• Given request: Transcribe all the entries word for word, but omit the images.

• Structured figure records:
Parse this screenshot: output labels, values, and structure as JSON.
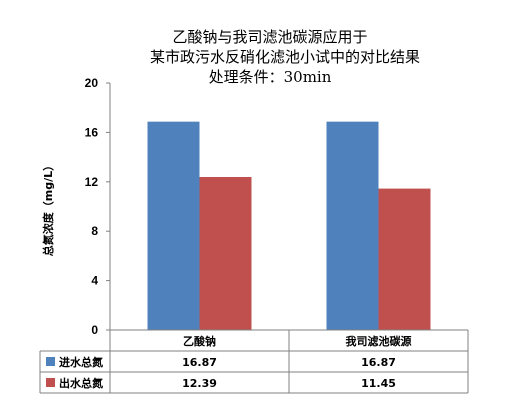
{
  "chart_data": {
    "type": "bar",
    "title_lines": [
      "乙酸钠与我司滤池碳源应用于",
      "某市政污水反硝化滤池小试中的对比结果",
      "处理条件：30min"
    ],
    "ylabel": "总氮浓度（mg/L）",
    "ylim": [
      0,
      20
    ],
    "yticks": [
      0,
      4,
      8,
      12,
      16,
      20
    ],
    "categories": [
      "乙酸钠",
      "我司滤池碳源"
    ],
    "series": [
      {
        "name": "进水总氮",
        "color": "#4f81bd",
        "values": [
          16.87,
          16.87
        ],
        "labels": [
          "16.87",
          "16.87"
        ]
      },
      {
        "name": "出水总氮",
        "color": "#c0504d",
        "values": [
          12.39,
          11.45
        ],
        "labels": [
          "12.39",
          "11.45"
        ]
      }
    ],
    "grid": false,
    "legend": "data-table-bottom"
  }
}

• Solution to this problem:
Parse this screenshot: output labels, values, and structure as JSON.
{
  "chart_data": {
    "type": "bar",
    "title_lines": [
      "乙酸钠与我司滤池碳源应用于",
      "某市政污水反硝化滤池小试中的对比结果",
      "处理条件：30min"
    ],
    "ylabel": "总氮浓度（mg/L）",
    "ylim": [
      0,
      20
    ],
    "yticks": [
      0,
      4,
      8,
      12,
      16,
      20
    ],
    "categories": [
      "乙酸钠",
      "我司滤池碳源"
    ],
    "series": [
      {
        "name": "进水总氮",
        "color": "#4f81bd",
        "values": [
          16.87,
          16.87
        ],
        "labels": [
          "16.87",
          "16.87"
        ]
      },
      {
        "name": "出水总氮",
        "color": "#c0504d",
        "values": [
          12.39,
          11.45
        ],
        "labels": [
          "12.39",
          "11.45"
        ]
      }
    ],
    "grid": false,
    "legend": "data-table-bottom"
  }
}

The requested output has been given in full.